═════ Material for the task

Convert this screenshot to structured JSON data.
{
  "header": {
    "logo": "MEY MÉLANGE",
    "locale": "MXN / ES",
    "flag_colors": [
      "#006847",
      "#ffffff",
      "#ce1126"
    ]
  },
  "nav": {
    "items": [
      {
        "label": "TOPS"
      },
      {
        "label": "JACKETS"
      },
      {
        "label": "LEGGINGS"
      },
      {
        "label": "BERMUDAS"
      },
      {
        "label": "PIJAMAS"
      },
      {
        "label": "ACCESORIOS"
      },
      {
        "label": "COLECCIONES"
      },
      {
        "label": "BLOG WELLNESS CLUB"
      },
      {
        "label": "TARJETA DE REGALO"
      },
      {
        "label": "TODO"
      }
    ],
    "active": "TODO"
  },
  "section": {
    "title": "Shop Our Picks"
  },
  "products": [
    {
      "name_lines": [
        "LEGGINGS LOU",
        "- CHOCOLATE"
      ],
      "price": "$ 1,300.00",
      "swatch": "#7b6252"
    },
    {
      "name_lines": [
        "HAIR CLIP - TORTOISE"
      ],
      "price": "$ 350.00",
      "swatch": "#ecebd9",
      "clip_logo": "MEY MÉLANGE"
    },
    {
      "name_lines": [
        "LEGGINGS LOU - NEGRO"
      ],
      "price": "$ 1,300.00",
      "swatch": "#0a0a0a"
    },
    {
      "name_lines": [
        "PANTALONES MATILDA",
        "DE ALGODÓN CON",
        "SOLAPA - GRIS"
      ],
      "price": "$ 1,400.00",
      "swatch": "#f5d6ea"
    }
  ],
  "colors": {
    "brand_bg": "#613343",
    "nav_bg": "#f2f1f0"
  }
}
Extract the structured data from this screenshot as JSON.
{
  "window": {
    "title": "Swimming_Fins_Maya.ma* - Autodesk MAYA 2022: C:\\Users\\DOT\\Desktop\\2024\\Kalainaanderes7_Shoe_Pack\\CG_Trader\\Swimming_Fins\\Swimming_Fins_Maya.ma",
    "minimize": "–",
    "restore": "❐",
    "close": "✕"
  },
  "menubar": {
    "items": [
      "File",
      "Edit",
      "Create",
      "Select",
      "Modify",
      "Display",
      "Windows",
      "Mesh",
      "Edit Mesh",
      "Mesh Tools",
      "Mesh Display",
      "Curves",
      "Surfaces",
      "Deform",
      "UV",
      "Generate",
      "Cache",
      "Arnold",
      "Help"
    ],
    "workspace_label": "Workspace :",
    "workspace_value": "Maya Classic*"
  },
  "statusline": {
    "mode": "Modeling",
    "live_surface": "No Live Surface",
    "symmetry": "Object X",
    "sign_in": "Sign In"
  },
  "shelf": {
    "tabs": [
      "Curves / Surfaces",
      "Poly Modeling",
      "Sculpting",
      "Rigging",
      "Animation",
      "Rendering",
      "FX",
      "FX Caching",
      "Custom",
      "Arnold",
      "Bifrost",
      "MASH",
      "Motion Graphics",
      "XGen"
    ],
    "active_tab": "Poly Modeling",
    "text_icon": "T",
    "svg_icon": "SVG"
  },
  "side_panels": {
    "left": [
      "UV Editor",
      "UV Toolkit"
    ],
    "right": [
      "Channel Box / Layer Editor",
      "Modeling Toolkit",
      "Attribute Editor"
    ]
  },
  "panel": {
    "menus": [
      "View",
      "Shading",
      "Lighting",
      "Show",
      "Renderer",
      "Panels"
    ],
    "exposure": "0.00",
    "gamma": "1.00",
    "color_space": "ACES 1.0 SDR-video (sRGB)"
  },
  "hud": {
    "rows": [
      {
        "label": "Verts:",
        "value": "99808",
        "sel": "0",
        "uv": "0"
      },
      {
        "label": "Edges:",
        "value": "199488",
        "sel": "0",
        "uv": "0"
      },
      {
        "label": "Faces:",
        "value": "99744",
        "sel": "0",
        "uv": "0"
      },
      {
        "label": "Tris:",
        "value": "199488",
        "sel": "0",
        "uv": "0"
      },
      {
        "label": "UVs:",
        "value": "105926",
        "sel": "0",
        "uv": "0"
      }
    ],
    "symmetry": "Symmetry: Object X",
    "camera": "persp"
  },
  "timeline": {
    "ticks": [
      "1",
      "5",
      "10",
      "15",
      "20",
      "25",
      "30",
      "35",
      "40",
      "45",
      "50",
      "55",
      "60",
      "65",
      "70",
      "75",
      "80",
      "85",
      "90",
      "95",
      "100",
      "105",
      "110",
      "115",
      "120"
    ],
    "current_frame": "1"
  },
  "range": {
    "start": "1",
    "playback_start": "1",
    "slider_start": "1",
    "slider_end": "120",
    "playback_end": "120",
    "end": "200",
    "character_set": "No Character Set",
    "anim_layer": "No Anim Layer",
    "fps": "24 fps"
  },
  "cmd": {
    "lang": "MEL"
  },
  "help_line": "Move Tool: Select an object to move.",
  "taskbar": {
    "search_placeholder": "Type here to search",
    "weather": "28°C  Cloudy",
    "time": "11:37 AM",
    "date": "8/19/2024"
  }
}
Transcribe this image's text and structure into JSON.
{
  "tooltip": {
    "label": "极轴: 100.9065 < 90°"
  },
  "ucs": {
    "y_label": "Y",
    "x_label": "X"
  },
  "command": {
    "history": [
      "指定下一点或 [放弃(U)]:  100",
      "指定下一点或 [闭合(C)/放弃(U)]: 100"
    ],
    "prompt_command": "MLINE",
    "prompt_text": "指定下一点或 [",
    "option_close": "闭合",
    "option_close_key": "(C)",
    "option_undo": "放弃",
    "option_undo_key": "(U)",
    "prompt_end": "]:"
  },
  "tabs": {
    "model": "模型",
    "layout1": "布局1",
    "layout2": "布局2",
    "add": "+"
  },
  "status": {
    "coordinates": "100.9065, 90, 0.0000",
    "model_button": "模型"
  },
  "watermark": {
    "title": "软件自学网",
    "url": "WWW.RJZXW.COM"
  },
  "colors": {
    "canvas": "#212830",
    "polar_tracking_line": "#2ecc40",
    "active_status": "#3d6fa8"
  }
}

══════════

§ **Directions**:
List each line holding the string "this".

§ **Final result**:
Convert this screenshot to structured JSON data.
Extract the structured data from this screenshot as JSON.
Transcribe this image's text and structure into JSON.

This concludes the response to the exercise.